— Begin Data supplied —

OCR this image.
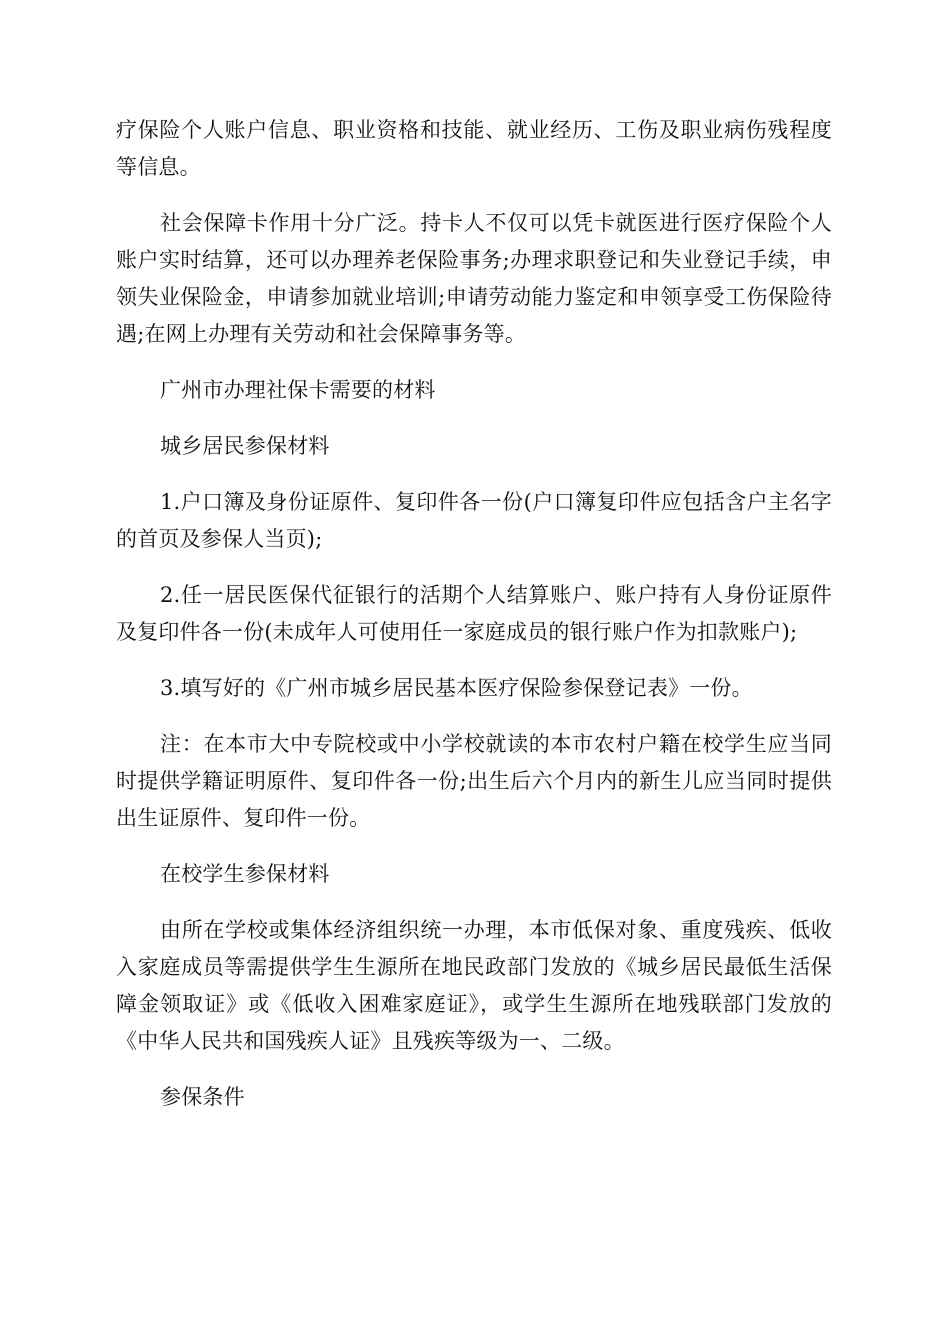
疗保险个人账户信息、职业资格和技能、就业经历、工伤及职业病伤残程度等信息。

社会保障卡作用十分广泛。持卡人不仅可以凭卡就医进行医疗保险个人账户实时结算，还可以办理养老保险事务;办理求职登记和失业登记手续，申领失业保险金，申请参加就业培训;申请劳动能力鉴定和申领享受工伤保险待遇;在网上办理有关劳动和社会保障事务等。

广州市办理社保卡需要的材料

城乡居民参保材料

1.户口簿及身份证原件、复印件各一份(户口簿复印件应包括含户主名字的首页及参保人当页);

2.任一居民医保代征银行的活期个人结算账户、账户持有人身份证原件及复印件各一份(未成年人可使用任一家庭成员的银行账户作为扣款账户);

3.填写好的《广州市城乡居民基本医疗保险参保登记表》一份。

注：在本市大中专院校或中小学校就读的本市农村户籍在校学生应当同时提供学籍证明原件、复印件各一份;出生后六个月内的新生儿应当同时提供出生证原件、复印件一份。

在校学生参保材料

由所在学校或集体经济组织统一办理，本市低保对象、重度残疾、低收入家庭成员等需提供学生生源所在地民政部门发放的《城乡居民最低生活保障金领取证》或《低收入困难家庭证》，或学生生源所在地残联部门发放的《中华人民共和国残疾人证》且残疾等级为一、二级。

参保条件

— End Data supplied —

◆ Given request ◆
Strip the images and reproduce the remaining records precisely.

◆ Written solution ◆
OCR this image.
疗保险个人账户信息、职业资格和技能、就业经历、工伤及职业病伤残程度等信息。

社会保障卡作用十分广泛。持卡人不仅可以凭卡就医进行医疗保险个人账户实时结算，还可以办理养老保险事务;办理求职登记和失业登记手续，申领失业保险金，申请参加就业培训;申请劳动能力鉴定和申领享受工伤保险待遇;在网上办理有关劳动和社会保障事务等。

广州市办理社保卡需要的材料

城乡居民参保材料

1.户口簿及身份证原件、复印件各一份(户口簿复印件应包括含户主名字的首页及参保人当页);

2.任一居民医保代征银行的活期个人结算账户、账户持有人身份证原件及复印件各一份(未成年人可使用任一家庭成员的银行账户作为扣款账户);

3.填写好的《广州市城乡居民基本医疗保险参保登记表》一份。

注：在本市大中专院校或中小学校就读的本市农村户籍在校学生应当同时提供学籍证明原件、复印件各一份;出生后六个月内的新生儿应当同时提供出生证原件、复印件一份。

在校学生参保材料

由所在学校或集体经济组织统一办理，本市低保对象、重度残疾、低收入家庭成员等需提供学生生源所在地民政部门发放的《城乡居民最低生活保障金领取证》或《低收入困难家庭证》，或学生生源所在地残联部门发放的《中华人民共和国残疾人证》且残疾等级为一、二级。

参保条件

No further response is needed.